Stated goal
Each line below should be reproduced without any alteration.

Entries
━━━━━━━━━━━━━━━━

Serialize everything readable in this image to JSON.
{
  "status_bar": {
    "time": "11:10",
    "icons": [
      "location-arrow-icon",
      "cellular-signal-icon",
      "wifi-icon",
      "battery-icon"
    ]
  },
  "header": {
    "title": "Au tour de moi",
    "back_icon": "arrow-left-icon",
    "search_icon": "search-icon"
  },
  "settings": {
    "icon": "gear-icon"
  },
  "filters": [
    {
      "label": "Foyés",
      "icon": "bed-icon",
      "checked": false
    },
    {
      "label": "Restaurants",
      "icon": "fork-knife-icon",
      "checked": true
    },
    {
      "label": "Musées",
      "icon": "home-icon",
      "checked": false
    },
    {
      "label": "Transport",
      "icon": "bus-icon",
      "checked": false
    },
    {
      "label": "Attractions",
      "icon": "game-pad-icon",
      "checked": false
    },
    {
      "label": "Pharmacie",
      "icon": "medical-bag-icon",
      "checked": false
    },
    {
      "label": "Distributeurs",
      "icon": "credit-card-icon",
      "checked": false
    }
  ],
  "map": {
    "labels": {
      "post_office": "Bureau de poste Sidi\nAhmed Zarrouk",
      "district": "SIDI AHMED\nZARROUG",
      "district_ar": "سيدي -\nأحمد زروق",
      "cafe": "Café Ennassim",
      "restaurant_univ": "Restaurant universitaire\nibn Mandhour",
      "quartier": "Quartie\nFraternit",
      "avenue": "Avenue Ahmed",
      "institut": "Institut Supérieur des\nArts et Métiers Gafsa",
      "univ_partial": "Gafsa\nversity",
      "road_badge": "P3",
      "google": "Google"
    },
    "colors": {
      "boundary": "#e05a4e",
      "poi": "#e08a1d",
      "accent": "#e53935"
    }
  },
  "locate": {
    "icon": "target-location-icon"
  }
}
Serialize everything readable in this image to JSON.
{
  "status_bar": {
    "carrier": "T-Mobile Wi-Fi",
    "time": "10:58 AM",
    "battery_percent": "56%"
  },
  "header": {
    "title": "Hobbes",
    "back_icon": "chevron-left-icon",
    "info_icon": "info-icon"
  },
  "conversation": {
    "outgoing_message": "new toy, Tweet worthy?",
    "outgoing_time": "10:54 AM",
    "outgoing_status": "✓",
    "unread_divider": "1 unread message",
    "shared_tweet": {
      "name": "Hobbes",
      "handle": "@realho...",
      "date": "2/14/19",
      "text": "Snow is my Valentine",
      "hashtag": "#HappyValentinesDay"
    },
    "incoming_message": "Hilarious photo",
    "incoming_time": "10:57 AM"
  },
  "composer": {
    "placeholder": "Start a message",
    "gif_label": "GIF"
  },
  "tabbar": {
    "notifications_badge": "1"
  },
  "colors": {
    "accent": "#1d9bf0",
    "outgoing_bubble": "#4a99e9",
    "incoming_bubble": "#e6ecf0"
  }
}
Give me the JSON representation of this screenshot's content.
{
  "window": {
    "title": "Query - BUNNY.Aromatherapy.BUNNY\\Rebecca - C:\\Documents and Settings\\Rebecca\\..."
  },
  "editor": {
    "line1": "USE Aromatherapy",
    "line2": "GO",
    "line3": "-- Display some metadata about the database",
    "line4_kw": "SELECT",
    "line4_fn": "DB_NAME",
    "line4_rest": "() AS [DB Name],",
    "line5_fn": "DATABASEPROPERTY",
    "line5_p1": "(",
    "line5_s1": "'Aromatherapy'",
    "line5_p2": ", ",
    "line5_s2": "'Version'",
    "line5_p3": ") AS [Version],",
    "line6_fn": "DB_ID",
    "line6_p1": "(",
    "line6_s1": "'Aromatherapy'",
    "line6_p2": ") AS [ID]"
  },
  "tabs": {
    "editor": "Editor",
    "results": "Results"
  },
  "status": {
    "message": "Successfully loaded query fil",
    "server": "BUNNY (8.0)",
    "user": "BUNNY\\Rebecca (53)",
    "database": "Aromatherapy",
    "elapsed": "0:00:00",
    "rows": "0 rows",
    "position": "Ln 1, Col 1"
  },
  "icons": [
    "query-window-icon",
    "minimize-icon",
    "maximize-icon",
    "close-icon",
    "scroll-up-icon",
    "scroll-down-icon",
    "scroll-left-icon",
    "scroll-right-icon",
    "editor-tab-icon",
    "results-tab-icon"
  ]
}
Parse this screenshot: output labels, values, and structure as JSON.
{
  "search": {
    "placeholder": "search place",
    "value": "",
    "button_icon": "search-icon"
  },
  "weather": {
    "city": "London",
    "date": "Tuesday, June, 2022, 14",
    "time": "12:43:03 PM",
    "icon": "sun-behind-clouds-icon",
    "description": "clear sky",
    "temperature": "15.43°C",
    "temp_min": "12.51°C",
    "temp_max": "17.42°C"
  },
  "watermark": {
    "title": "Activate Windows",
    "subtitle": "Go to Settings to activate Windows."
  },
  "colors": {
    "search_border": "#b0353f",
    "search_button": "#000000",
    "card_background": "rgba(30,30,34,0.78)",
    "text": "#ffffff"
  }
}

━━━━━━━━━━━━━━━━

Right answer
Serialize everything readable in this image to JSON.
{
  "status_bar": {
    "time": "11:10",
    "icons": [
      "location-arrow-icon",
      "cellular-signal-icon",
      "wifi-icon",
      "battery-icon"
    ]
  },
  "header": {
    "title": "Au tour de moi",
    "back_icon": "arrow-left-icon",
    "search_icon": "search-icon"
  },
  "settings": {
    "icon": "gear-icon"
  },
  "filters": [
    {
      "label": "Foyés",
      "icon": "bed-icon",
      "checked": false
    },
    {
      "label": "Restaurants",
      "icon": "fork-knife-icon",
      "checked": true
    },
    {
      "label": "Musées",
      "icon": "home-icon",
      "checked": false
    },
    {
      "label": "Transport",
      "icon": "bus-icon",
      "checked": false
    },
    {
      "label": "Attractions",
      "icon": "game-pad-icon",
      "checked": false
    },
    {
      "label": "Pharmacie",
      "icon": "medical-bag-icon",
      "checked": false
    },
    {
      "label": "Distributeurs",
      "icon": "credit-card-icon",
      "checked": false
    }
  ],
  "map": {
    "labels": {
      "post_office": "Bureau de poste Sidi\nAhmed Zarrouk",
      "district": "SIDI AHMED\nZARROUG",
      "district_ar": "سيدي -\nأحمد زروق",
      "cafe": "Café Ennassim",
      "restaurant_univ": "Restaurant universitaire\nibn Mandhour",
      "quartier": "Quartie\nFraternit",
      "avenue": "Avenue Ahmed",
      "institut": "Institut Supérieur des\nArts et Métiers Gafsa",
      "univ_partial": "Gafsa\nversity",
      "road_badge": "P3",
      "google": "Google"
    },
    "colors": {
      "boundary": "#e05a4e",
      "poi": "#e08a1d",
      "accent": "#e53935"
    }
  },
  "locate": {
    "icon": "target-location-icon"
  }
}
Serialize everything readable in this image to JSON.
{
  "status_bar": {
    "carrier": "T-Mobile Wi-Fi",
    "time": "10:58 AM",
    "battery_percent": "56%"
  },
  "header": {
    "title": "Hobbes",
    "back_icon": "chevron-left-icon",
    "info_icon": "info-icon"
  },
  "conversation": {
    "outgoing_message": "new toy, Tweet worthy?",
    "outgoing_time": "10:54 AM",
    "outgoing_status": "✓",
    "unread_divider": "1 unread message",
    "shared_tweet": {
      "name": "Hobbes",
      "handle": "@realho...",
      "date": "2/14/19",
      "text": "Snow is my Valentine",
      "hashtag": "#HappyValentinesDay"
    },
    "incoming_message": "Hilarious photo",
    "incoming_time": "10:57 AM"
  },
  "composer": {
    "placeholder": "Start a message",
    "gif_label": "GIF"
  },
  "tabbar": {
    "notifications_badge": "1"
  },
  "colors": {
    "accent": "#1d9bf0",
    "outgoing_bubble": "#4a99e9",
    "incoming_bubble": "#e6ecf0"
  }
}
Give me the JSON representation of this screenshot's content.
{
  "window": {
    "title": "Query - BUNNY.Aromatherapy.BUNNY\\Rebecca - C:\\Documents and Settings\\Rebecca\\..."
  },
  "editor": {
    "line1": "USE Aromatherapy",
    "line2": "GO",
    "line3": "-- Display some metadata about the database",
    "line4_kw": "SELECT",
    "line4_fn": "DB_NAME",
    "line4_rest": "() AS [DB Name],",
    "line5_fn": "DATABASEPROPERTY",
    "line5_p1": "(",
    "line5_s1": "'Aromatherapy'",
    "line5_p2": ", ",
    "line5_s2": "'Version'",
    "line5_p3": ") AS [Version],",
    "line6_fn": "DB_ID",
    "line6_p1": "(",
    "line6_s1": "'Aromatherapy'",
    "line6_p2": ") AS [ID]"
  },
  "tabs": {
    "editor": "Editor",
    "results": "Results"
  },
  "status": {
    "message": "Successfully loaded query fil",
    "server": "BUNNY (8.0)",
    "user": "BUNNY\\Rebecca (53)",
    "database": "Aromatherapy",
    "elapsed": "0:00:00",
    "rows": "0 rows",
    "position": "Ln 1, Col 1"
  },
  "icons": [
    "query-window-icon",
    "minimize-icon",
    "maximize-icon",
    "close-icon",
    "scroll-up-icon",
    "scroll-down-icon",
    "scroll-left-icon",
    "scroll-right-icon",
    "editor-tab-icon",
    "results-tab-icon"
  ]
}
Parse this screenshot: output labels, values, and structure as JSON.
{
  "search": {
    "placeholder": "search place",
    "value": "",
    "button_icon": "search-icon"
  },
  "weather": {
    "city": "London",
    "date": "Tuesday, June, 2022, 14",
    "time": "12:43:03 PM",
    "icon": "sun-behind-clouds-icon",
    "description": "clear sky",
    "temperature": "15.43°C",
    "temp_min": "12.51°C",
    "temp_max": "17.42°C"
  },
  "watermark": {
    "title": "Activate Windows",
    "subtitle": "Go to Settings to activate Windows."
  },
  "colors": {
    "search_border": "#b0353f",
    "search_button": "#000000",
    "card_background": "rgba(30,30,34,0.78)",
    "text": "#ffffff"
  }
}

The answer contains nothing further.